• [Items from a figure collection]
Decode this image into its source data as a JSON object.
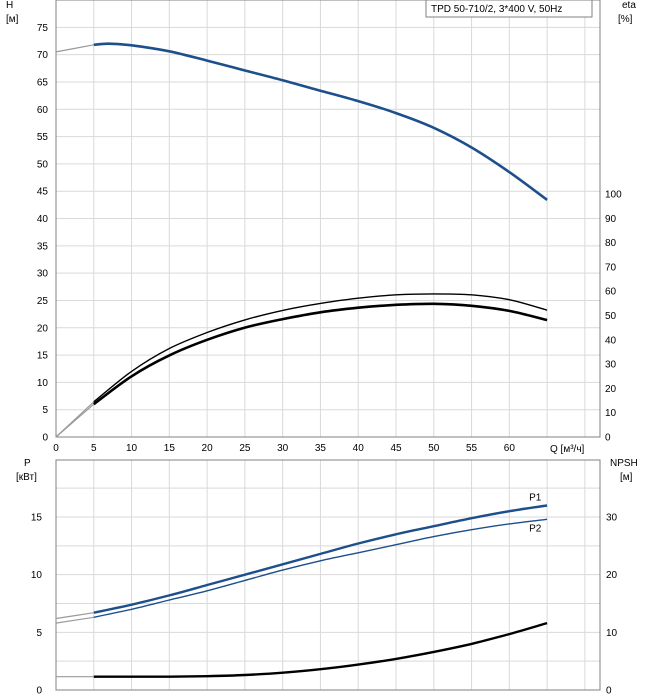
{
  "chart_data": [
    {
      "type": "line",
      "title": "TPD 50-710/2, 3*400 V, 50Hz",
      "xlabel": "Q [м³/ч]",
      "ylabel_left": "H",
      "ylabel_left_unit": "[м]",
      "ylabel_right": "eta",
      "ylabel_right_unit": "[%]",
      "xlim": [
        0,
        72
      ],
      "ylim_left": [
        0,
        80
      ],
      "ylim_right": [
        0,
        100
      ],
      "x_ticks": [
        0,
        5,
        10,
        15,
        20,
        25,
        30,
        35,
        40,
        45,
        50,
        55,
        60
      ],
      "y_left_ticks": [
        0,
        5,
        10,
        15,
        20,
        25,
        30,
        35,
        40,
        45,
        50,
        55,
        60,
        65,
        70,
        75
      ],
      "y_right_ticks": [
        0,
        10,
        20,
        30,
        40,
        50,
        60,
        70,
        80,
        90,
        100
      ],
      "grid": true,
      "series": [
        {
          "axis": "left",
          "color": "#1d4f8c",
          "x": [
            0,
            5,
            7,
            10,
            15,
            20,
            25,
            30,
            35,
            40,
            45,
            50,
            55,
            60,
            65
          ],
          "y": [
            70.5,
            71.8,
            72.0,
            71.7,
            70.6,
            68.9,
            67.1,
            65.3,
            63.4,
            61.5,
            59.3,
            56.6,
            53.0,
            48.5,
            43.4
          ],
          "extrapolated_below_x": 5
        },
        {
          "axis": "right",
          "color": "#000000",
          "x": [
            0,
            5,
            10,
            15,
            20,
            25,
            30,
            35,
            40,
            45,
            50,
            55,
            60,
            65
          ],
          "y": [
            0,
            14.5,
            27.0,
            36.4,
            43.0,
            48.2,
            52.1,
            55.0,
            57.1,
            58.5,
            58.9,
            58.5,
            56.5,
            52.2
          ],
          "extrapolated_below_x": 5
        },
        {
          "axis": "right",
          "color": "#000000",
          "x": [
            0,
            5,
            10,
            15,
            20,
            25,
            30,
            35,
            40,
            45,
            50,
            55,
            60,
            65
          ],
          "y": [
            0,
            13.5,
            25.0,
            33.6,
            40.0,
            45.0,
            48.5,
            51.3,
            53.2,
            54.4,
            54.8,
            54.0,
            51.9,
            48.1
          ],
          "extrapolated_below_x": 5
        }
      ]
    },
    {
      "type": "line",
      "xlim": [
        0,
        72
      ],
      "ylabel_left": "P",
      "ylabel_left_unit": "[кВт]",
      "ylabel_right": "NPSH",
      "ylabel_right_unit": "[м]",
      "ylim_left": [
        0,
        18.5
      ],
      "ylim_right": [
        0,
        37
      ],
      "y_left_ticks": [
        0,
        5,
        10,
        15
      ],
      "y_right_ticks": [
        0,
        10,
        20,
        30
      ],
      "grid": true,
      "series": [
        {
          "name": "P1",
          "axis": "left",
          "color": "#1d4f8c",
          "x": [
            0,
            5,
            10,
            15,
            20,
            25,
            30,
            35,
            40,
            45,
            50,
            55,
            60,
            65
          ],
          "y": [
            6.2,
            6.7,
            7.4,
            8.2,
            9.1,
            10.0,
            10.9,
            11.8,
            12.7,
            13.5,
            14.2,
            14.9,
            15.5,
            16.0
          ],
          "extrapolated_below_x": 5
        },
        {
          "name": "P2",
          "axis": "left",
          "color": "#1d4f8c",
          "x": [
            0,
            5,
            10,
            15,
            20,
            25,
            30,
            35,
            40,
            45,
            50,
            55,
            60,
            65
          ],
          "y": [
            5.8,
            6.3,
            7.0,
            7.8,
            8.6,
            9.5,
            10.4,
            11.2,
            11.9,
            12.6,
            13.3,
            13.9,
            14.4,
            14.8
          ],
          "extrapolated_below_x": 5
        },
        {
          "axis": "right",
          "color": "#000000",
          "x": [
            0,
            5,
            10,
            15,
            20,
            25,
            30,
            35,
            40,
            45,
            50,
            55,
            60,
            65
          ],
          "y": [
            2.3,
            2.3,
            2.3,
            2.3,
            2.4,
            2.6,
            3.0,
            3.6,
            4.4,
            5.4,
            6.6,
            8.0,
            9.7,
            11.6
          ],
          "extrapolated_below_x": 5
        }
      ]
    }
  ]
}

• [Prompt] Print every entry above again without changing a word, and omit the pictures.

• [Final result]
Decode this image into its source data as a JSON object.
{
  "chart_data": [
    {
      "type": "line",
      "title": "TPD 50-710/2, 3*400 V, 50Hz",
      "xlabel": "Q [м³/ч]",
      "ylabel_left": "H",
      "ylabel_left_unit": "[м]",
      "ylabel_right": "eta",
      "ylabel_right_unit": "[%]",
      "xlim": [
        0,
        72
      ],
      "ylim_left": [
        0,
        80
      ],
      "ylim_right": [
        0,
        100
      ],
      "x_ticks": [
        0,
        5,
        10,
        15,
        20,
        25,
        30,
        35,
        40,
        45,
        50,
        55,
        60
      ],
      "y_left_ticks": [
        0,
        5,
        10,
        15,
        20,
        25,
        30,
        35,
        40,
        45,
        50,
        55,
        60,
        65,
        70,
        75
      ],
      "y_right_ticks": [
        0,
        10,
        20,
        30,
        40,
        50,
        60,
        70,
        80,
        90,
        100
      ],
      "grid": true,
      "series": [
        {
          "axis": "left",
          "color": "#1d4f8c",
          "x": [
            0,
            5,
            7,
            10,
            15,
            20,
            25,
            30,
            35,
            40,
            45,
            50,
            55,
            60,
            65
          ],
          "y": [
            70.5,
            71.8,
            72.0,
            71.7,
            70.6,
            68.9,
            67.1,
            65.3,
            63.4,
            61.5,
            59.3,
            56.6,
            53.0,
            48.5,
            43.4
          ],
          "extrapolated_below_x": 5
        },
        {
          "axis": "right",
          "color": "#000000",
          "x": [
            0,
            5,
            10,
            15,
            20,
            25,
            30,
            35,
            40,
            45,
            50,
            55,
            60,
            65
          ],
          "y": [
            0,
            14.5,
            27.0,
            36.4,
            43.0,
            48.2,
            52.1,
            55.0,
            57.1,
            58.5,
            58.9,
            58.5,
            56.5,
            52.2
          ],
          "extrapolated_below_x": 5
        },
        {
          "axis": "right",
          "color": "#000000",
          "x": [
            0,
            5,
            10,
            15,
            20,
            25,
            30,
            35,
            40,
            45,
            50,
            55,
            60,
            65
          ],
          "y": [
            0,
            13.5,
            25.0,
            33.6,
            40.0,
            45.0,
            48.5,
            51.3,
            53.2,
            54.4,
            54.8,
            54.0,
            51.9,
            48.1
          ],
          "extrapolated_below_x": 5
        }
      ]
    },
    {
      "type": "line",
      "xlim": [
        0,
        72
      ],
      "ylabel_left": "P",
      "ylabel_left_unit": "[кВт]",
      "ylabel_right": "NPSH",
      "ylabel_right_unit": "[м]",
      "ylim_left": [
        0,
        18.5
      ],
      "ylim_right": [
        0,
        37
      ],
      "y_left_ticks": [
        0,
        5,
        10,
        15
      ],
      "y_right_ticks": [
        0,
        10,
        20,
        30
      ],
      "grid": true,
      "series": [
        {
          "name": "P1",
          "axis": "left",
          "color": "#1d4f8c",
          "x": [
            0,
            5,
            10,
            15,
            20,
            25,
            30,
            35,
            40,
            45,
            50,
            55,
            60,
            65
          ],
          "y": [
            6.2,
            6.7,
            7.4,
            8.2,
            9.1,
            10.0,
            10.9,
            11.8,
            12.7,
            13.5,
            14.2,
            14.9,
            15.5,
            16.0
          ],
          "extrapolated_below_x": 5
        },
        {
          "name": "P2",
          "axis": "left",
          "color": "#1d4f8c",
          "x": [
            0,
            5,
            10,
            15,
            20,
            25,
            30,
            35,
            40,
            45,
            50,
            55,
            60,
            65
          ],
          "y": [
            5.8,
            6.3,
            7.0,
            7.8,
            8.6,
            9.5,
            10.4,
            11.2,
            11.9,
            12.6,
            13.3,
            13.9,
            14.4,
            14.8
          ],
          "extrapolated_below_x": 5
        },
        {
          "axis": "right",
          "color": "#000000",
          "x": [
            0,
            5,
            10,
            15,
            20,
            25,
            30,
            35,
            40,
            45,
            50,
            55,
            60,
            65
          ],
          "y": [
            2.3,
            2.3,
            2.3,
            2.3,
            2.4,
            2.6,
            3.0,
            3.6,
            4.4,
            5.4,
            6.6,
            8.0,
            9.7,
            11.6
          ],
          "extrapolated_below_x": 5
        }
      ]
    }
  ]
}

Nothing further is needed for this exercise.